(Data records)
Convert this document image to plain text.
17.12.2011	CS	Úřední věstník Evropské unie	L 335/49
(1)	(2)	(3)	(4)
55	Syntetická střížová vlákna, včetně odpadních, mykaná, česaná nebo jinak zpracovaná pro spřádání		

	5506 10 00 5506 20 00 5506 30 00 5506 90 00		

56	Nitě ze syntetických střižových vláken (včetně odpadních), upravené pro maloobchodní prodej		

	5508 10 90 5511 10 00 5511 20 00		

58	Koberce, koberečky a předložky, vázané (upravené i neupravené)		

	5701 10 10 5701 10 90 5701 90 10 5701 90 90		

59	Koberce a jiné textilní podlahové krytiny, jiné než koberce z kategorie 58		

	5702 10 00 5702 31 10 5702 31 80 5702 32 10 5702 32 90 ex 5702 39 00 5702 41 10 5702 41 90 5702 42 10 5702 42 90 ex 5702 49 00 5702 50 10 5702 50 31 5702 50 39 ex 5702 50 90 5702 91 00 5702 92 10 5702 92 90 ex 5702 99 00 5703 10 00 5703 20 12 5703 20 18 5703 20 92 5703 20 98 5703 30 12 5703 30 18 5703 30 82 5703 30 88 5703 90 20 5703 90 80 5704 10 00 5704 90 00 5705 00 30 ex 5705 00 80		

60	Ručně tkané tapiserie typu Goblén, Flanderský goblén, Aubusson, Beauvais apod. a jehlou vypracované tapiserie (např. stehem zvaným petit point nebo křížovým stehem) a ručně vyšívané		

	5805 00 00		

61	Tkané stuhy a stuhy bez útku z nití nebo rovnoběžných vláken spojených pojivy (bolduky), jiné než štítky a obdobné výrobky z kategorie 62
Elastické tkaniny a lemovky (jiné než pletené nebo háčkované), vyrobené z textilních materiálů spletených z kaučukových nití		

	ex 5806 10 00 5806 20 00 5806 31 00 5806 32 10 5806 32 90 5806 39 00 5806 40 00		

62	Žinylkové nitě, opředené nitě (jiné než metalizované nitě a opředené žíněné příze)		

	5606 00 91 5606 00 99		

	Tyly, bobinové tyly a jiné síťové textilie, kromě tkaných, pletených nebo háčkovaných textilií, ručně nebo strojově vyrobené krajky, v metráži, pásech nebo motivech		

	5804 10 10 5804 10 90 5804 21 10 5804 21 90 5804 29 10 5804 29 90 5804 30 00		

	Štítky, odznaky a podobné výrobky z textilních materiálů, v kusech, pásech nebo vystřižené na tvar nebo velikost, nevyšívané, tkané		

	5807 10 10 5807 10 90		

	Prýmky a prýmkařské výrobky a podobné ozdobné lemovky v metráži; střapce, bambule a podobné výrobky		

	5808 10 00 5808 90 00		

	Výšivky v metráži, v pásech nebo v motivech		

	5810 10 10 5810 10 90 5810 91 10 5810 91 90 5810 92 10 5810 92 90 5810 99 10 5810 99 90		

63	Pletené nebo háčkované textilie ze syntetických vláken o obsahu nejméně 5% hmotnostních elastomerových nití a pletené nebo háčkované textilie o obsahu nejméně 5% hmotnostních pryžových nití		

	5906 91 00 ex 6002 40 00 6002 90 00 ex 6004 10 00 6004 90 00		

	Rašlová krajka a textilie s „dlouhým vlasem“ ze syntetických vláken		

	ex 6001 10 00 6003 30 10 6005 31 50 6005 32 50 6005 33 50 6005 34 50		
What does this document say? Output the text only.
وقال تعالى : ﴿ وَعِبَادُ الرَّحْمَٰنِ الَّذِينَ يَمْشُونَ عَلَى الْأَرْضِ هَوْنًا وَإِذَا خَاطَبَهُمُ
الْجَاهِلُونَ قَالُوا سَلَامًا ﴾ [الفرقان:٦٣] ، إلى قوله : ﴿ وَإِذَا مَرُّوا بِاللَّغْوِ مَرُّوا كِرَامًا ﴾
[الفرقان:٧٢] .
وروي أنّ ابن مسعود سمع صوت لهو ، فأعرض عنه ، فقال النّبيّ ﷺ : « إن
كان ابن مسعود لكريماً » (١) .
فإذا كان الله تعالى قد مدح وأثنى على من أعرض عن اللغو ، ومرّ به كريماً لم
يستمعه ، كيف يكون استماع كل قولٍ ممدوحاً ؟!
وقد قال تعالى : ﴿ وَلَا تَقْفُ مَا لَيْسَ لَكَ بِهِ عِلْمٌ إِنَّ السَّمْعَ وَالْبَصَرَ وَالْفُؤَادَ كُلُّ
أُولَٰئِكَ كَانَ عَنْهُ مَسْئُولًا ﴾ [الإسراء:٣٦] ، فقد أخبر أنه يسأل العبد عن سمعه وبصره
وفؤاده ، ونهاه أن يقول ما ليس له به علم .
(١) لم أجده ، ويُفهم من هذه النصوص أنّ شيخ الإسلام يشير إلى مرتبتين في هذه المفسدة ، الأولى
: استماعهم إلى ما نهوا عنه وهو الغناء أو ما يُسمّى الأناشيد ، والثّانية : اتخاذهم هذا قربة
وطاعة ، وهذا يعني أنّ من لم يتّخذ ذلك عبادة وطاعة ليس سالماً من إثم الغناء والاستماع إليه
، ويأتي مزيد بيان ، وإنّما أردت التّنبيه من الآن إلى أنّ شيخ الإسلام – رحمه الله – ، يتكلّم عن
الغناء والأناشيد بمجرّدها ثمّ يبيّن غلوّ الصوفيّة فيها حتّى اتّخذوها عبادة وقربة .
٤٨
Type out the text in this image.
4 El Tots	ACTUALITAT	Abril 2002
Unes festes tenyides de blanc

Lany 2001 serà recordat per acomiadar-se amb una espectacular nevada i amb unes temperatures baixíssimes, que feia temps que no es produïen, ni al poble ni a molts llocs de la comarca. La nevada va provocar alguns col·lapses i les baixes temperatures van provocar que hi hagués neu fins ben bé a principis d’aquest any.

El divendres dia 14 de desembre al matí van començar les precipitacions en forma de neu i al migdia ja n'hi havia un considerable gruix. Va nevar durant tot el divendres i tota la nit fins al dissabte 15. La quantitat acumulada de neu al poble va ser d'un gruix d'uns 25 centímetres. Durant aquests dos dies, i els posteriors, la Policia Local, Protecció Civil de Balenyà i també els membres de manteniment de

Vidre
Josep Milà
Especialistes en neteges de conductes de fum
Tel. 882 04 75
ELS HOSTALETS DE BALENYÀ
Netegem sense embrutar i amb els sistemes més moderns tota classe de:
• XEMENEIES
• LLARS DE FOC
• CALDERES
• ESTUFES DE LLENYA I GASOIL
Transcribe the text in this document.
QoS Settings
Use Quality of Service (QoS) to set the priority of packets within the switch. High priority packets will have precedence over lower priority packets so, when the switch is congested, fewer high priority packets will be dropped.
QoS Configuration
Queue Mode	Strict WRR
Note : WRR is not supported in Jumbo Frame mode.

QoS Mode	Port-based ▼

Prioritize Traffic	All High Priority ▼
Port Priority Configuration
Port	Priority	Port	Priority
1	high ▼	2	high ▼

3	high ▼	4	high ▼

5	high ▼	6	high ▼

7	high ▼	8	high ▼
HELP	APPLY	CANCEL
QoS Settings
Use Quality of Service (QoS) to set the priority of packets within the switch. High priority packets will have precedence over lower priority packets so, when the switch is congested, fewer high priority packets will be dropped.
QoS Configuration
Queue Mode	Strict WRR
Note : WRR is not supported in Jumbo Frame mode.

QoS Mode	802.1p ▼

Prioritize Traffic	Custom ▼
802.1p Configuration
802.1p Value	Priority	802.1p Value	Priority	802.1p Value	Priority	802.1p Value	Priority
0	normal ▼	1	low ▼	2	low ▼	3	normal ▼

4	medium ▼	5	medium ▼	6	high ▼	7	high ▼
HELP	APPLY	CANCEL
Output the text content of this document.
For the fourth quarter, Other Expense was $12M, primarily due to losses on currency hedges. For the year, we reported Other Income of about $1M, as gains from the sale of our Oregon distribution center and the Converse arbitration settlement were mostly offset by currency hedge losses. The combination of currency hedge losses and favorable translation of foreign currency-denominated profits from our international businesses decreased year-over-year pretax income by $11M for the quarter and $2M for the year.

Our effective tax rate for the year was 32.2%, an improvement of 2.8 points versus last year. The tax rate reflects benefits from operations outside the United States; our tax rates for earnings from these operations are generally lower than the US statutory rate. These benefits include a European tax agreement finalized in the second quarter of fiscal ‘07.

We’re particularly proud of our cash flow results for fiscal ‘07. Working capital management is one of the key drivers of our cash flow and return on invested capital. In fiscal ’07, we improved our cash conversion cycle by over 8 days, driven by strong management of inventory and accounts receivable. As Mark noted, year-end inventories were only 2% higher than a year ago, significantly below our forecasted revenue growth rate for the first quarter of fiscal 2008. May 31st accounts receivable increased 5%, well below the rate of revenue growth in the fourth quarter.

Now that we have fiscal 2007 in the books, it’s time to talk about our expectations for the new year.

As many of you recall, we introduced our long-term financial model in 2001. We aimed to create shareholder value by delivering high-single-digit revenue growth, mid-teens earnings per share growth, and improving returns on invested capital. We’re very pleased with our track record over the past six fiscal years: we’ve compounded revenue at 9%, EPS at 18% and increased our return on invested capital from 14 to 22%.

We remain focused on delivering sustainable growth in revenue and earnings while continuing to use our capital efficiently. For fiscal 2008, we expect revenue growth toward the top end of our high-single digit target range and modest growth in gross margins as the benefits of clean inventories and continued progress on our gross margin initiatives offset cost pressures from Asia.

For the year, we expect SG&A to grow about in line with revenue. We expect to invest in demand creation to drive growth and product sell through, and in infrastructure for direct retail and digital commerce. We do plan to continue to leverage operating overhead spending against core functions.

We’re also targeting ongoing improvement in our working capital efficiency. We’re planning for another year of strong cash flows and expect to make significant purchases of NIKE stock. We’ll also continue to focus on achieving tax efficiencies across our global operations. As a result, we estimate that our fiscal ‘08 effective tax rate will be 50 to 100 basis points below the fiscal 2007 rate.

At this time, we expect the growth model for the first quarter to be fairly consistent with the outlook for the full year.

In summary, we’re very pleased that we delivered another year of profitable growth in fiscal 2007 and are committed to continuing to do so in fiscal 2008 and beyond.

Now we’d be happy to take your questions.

GIVEN PROBLEM: Read through the lines above and collect those that contain the string "včetně".

RESULT OF THIS EXERCISE:
55	Syntetická střížová vlákna, včetně odpadních, mykaná, česaná nebo jinak zpracovaná pro spřádání		
56	Nitě ze syntetických střižových vláken (včetně odpadních), upravené pro maloobchodní prodej		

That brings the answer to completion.